Below are some records; return each one exactly.

============================================================

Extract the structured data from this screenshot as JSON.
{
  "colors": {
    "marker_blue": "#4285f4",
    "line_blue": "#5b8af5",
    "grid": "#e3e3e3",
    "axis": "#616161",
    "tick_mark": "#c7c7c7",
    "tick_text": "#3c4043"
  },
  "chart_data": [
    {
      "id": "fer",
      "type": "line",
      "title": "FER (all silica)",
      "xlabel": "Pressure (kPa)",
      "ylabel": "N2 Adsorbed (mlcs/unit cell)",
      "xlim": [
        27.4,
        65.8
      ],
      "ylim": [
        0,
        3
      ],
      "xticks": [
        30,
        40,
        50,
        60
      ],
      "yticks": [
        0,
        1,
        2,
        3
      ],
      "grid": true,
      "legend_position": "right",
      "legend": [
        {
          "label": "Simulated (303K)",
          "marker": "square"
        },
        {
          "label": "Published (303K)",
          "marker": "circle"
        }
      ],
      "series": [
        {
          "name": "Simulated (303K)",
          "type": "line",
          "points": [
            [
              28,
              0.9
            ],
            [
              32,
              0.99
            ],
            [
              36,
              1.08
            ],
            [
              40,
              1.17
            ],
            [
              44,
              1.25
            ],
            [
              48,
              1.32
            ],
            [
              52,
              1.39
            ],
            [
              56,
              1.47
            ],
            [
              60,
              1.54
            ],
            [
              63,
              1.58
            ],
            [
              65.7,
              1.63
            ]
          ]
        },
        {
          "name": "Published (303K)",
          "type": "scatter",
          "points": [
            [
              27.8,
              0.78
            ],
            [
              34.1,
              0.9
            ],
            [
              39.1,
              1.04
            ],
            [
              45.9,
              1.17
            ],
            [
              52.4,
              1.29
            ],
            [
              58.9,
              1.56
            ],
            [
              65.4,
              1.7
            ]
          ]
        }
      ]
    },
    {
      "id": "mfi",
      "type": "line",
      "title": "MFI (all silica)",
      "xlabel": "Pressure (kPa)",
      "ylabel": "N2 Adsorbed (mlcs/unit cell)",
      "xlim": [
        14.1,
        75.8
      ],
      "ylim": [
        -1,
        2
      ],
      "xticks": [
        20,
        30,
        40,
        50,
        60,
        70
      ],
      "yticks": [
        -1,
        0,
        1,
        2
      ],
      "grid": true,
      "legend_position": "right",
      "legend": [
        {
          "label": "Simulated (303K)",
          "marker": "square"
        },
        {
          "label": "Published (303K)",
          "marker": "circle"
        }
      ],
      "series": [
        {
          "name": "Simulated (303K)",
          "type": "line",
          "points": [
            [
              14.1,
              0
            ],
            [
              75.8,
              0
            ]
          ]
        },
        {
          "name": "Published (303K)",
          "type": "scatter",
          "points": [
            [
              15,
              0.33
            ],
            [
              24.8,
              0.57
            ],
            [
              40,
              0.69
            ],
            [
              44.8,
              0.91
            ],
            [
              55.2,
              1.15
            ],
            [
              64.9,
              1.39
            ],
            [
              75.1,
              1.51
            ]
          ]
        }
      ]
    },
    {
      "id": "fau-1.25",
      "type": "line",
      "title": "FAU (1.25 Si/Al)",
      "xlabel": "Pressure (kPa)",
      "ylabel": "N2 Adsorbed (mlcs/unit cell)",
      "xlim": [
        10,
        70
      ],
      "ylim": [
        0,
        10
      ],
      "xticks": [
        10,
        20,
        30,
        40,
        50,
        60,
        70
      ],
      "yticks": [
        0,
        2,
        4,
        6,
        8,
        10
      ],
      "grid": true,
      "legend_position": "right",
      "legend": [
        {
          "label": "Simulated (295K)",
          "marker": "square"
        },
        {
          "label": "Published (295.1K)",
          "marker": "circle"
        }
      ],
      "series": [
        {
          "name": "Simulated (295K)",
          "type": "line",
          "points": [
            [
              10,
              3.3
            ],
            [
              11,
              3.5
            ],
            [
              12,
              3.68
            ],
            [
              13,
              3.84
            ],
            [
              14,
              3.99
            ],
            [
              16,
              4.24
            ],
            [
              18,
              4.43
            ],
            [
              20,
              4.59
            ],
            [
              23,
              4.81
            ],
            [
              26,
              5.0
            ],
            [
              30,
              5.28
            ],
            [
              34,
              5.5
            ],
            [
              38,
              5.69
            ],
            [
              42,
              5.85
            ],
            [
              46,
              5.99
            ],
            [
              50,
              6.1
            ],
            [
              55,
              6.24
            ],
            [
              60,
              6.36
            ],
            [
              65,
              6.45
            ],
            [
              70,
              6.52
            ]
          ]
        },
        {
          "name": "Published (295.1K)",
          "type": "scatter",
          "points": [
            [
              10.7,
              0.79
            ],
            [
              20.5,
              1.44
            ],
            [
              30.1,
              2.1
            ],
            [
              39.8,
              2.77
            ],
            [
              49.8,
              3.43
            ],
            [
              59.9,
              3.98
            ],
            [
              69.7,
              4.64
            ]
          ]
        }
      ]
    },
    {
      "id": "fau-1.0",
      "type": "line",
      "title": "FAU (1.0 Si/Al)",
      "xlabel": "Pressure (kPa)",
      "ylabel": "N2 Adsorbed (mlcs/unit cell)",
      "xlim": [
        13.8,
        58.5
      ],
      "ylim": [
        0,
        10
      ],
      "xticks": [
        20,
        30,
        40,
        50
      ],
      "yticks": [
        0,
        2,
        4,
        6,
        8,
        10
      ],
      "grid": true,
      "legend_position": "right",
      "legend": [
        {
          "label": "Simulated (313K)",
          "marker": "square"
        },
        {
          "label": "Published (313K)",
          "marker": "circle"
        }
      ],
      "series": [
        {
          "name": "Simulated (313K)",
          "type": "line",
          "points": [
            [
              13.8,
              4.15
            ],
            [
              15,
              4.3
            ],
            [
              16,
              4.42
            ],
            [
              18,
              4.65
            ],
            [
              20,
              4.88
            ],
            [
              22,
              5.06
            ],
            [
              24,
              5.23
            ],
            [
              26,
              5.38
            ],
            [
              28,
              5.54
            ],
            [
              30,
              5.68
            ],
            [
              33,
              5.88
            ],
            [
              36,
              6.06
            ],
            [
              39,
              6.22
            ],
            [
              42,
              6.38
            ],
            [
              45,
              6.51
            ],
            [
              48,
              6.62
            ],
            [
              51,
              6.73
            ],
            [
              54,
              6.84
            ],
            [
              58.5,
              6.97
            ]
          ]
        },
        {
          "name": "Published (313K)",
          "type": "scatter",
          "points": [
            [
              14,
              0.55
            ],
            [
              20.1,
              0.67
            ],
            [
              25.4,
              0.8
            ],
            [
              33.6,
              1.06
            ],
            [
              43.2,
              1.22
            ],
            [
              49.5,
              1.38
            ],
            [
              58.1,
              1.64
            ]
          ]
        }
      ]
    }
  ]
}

============================================================

## THE ANSWER
Extract the structured data from this screenshot as JSON.
{
  "colors": {
    "marker_blue": "#4285f4",
    "line_blue": "#5b8af5",
    "grid": "#e3e3e3",
    "axis": "#616161",
    "tick_mark": "#c7c7c7",
    "tick_text": "#3c4043"
  },
  "chart_data": [
    {
      "id": "fer",
      "type": "line",
      "title": "FER (all silica)",
      "xlabel": "Pressure (kPa)",
      "ylabel": "N2 Adsorbed (mlcs/unit cell)",
      "xlim": [
        27.4,
        65.8
      ],
      "ylim": [
        0,
        3
      ],
      "xticks": [
        30,
        40,
        50,
        60
      ],
      "yticks": [
        0,
        1,
        2,
        3
      ],
      "grid": true,
      "legend_position": "right",
      "legend": [
        {
          "label": "Simulated (303K)",
          "marker": "square"
        },
        {
          "label": "Published (303K)",
          "marker": "circle"
        }
      ],
      "series": [
        {
          "name": "Simulated (303K)",
          "type": "line",
          "points": [
            [
              28,
              0.9
            ],
            [
              32,
              0.99
            ],
            [
              36,
              1.08
            ],
            [
              40,
              1.17
            ],
            [
              44,
              1.25
            ],
            [
              48,
              1.32
            ],
            [
              52,
              1.39
            ],
            [
              56,
              1.47
            ],
            [
              60,
              1.54
            ],
            [
              63,
              1.58
            ],
            [
              65.7,
              1.63
            ]
          ]
        },
        {
          "name": "Published (303K)",
          "type": "scatter",
          "points": [
            [
              27.8,
              0.78
            ],
            [
              34.1,
              0.9
            ],
            [
              39.1,
              1.04
            ],
            [
              45.9,
              1.17
            ],
            [
              52.4,
              1.29
            ],
            [
              58.9,
              1.56
            ],
            [
              65.4,
              1.7
            ]
          ]
        }
      ]
    },
    {
      "id": "mfi",
      "type": "line",
      "title": "MFI (all silica)",
      "xlabel": "Pressure (kPa)",
      "ylabel": "N2 Adsorbed (mlcs/unit cell)",
      "xlim": [
        14.1,
        75.8
      ],
      "ylim": [
        -1,
        2
      ],
      "xticks": [
        20,
        30,
        40,
        50,
        60,
        70
      ],
      "yticks": [
        -1,
        0,
        1,
        2
      ],
      "grid": true,
      "legend_position": "right",
      "legend": [
        {
          "label": "Simulated (303K)",
          "marker": "square"
        },
        {
          "label": "Published (303K)",
          "marker": "circle"
        }
      ],
      "series": [
        {
          "name": "Simulated (303K)",
          "type": "line",
          "points": [
            [
              14.1,
              0
            ],
            [
              75.8,
              0
            ]
          ]
        },
        {
          "name": "Published (303K)",
          "type": "scatter",
          "points": [
            [
              15,
              0.33
            ],
            [
              24.8,
              0.57
            ],
            [
              40,
              0.69
            ],
            [
              44.8,
              0.91
            ],
            [
              55.2,
              1.15
            ],
            [
              64.9,
              1.39
            ],
            [
              75.1,
              1.51
            ]
          ]
        }
      ]
    },
    {
      "id": "fau-1.25",
      "type": "line",
      "title": "FAU (1.25 Si/Al)",
      "xlabel": "Pressure (kPa)",
      "ylabel": "N2 Adsorbed (mlcs/unit cell)",
      "xlim": [
        10,
        70
      ],
      "ylim": [
        0,
        10
      ],
      "xticks": [
        10,
        20,
        30,
        40,
        50,
        60,
        70
      ],
      "yticks": [
        0,
        2,
        4,
        6,
        8,
        10
      ],
      "grid": true,
      "legend_position": "right",
      "legend": [
        {
          "label": "Simulated (295K)",
          "marker": "square"
        },
        {
          "label": "Published (295.1K)",
          "marker": "circle"
        }
      ],
      "series": [
        {
          "name": "Simulated (295K)",
          "type": "line",
          "points": [
            [
              10,
              3.3
            ],
            [
              11,
              3.5
            ],
            [
              12,
              3.68
            ],
            [
              13,
              3.84
            ],
            [
              14,
              3.99
            ],
            [
              16,
              4.24
            ],
            [
              18,
              4.43
            ],
            [
              20,
              4.59
            ],
            [
              23,
              4.81
            ],
            [
              26,
              5.0
            ],
            [
              30,
              5.28
            ],
            [
              34,
              5.5
            ],
            [
              38,
              5.69
            ],
            [
              42,
              5.85
            ],
            [
              46,
              5.99
            ],
            [
              50,
              6.1
            ],
            [
              55,
              6.24
            ],
            [
              60,
              6.36
            ],
            [
              65,
              6.45
            ],
            [
              70,
              6.52
            ]
          ]
        },
        {
          "name": "Published (295.1K)",
          "type": "scatter",
          "points": [
            [
              10.7,
              0.79
            ],
            [
              20.5,
              1.44
            ],
            [
              30.1,
              2.1
            ],
            [
              39.8,
              2.77
            ],
            [
              49.8,
              3.43
            ],
            [
              59.9,
              3.98
            ],
            [
              69.7,
              4.64
            ]
          ]
        }
      ]
    },
    {
      "id": "fau-1.0",
      "type": "line",
      "title": "FAU (1.0 Si/Al)",
      "xlabel": "Pressure (kPa)",
      "ylabel": "N2 Adsorbed (mlcs/unit cell)",
      "xlim": [
        13.8,
        58.5
      ],
      "ylim": [
        0,
        10
      ],
      "xticks": [
        20,
        30,
        40,
        50
      ],
      "yticks": [
        0,
        2,
        4,
        6,
        8,
        10
      ],
      "grid": true,
      "legend_position": "right",
      "legend": [
        {
          "label": "Simulated (313K)",
          "marker": "square"
        },
        {
          "label": "Published (313K)",
          "marker": "circle"
        }
      ],
      "series": [
        {
          "name": "Simulated (313K)",
          "type": "line",
          "points": [
            [
              13.8,
              4.15
            ],
            [
              15,
              4.3
            ],
            [
              16,
              4.42
            ],
            [
              18,
              4.65
            ],
            [
              20,
              4.88
            ],
            [
              22,
              5.06
            ],
            [
              24,
              5.23
            ],
            [
              26,
              5.38
            ],
            [
              28,
              5.54
            ],
            [
              30,
              5.68
            ],
            [
              33,
              5.88
            ],
            [
              36,
              6.06
            ],
            [
              39,
              6.22
            ],
            [
              42,
              6.38
            ],
            [
              45,
              6.51
            ],
            [
              48,
              6.62
            ],
            [
              51,
              6.73
            ],
            [
              54,
              6.84
            ],
            [
              58.5,
              6.97
            ]
          ]
        },
        {
          "name": "Published (313K)",
          "type": "scatter",
          "points": [
            [
              14,
              0.55
            ],
            [
              20.1,
              0.67
            ],
            [
              25.4,
              0.8
            ],
            [
              33.6,
              1.06
            ],
            [
              43.2,
              1.22
            ],
            [
              49.5,
              1.38
            ],
            [
              58.1,
              1.64
            ]
          ]
        }
      ]
    }
  ]
}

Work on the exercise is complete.